Direction: Your task is to quote the material that follows, in full and exactly.

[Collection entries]
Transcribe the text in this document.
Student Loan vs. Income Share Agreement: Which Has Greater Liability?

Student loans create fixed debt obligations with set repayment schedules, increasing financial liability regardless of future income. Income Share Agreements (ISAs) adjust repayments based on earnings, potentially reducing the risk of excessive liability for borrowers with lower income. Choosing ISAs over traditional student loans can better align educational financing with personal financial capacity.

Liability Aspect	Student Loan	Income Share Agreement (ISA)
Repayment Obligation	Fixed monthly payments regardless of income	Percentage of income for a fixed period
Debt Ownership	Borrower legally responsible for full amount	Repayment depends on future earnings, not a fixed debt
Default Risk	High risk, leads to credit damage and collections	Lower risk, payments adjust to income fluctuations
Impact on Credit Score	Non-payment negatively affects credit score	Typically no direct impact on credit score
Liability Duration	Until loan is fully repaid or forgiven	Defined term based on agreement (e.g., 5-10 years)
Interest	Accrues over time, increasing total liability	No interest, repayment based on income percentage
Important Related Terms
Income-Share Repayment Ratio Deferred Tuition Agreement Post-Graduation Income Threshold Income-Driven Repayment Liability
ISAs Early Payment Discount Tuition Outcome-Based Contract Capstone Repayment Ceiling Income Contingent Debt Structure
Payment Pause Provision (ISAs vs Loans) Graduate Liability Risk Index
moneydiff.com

Solution to this task:
Transcribe the text in this document.
Student Loan vs. Income Share Agreement: Which Has Greater Liability?

Student loans create fixed debt obligations with set repayment schedules, increasing financial liability regardless of future income. Income Share Agreements (ISAs) adjust repayments based on earnings, potentially reducing the risk of excessive liability for borrowers with lower income. Choosing ISAs over traditional student loans can better align educational financing with personal financial capacity.

Liability Aspect	Student Loan	Income Share Agreement (ISA)
Repayment Obligation	Fixed monthly payments regardless of income	Percentage of income for a fixed period
Debt Ownership	Borrower legally responsible for full amount	Repayment depends on future earnings, not a fixed debt
Default Risk	High risk, leads to credit damage and collections	Lower risk, payments adjust to income fluctuations
Impact on Credit Score	Non-payment negatively affects credit score	Typically no direct impact on credit score
Liability Duration	Until loan is fully repaid or forgiven	Defined term based on agreement (e.g., 5-10 years)
Interest	Accrues over time, increasing total liability	No interest, repayment based on income percentage
Important Related Terms
Income-Share Repayment Ratio Deferred Tuition Agreement Post-Graduation Income Threshold Income-Driven Repayment Liability
ISAs Early Payment Discount Tuition Outcome-Based Contract Capstone Repayment Ceiling Income Contingent Debt Structure
Payment Pause Provision (ISAs vs Loans) Graduate Liability Risk Index
moneydiff.com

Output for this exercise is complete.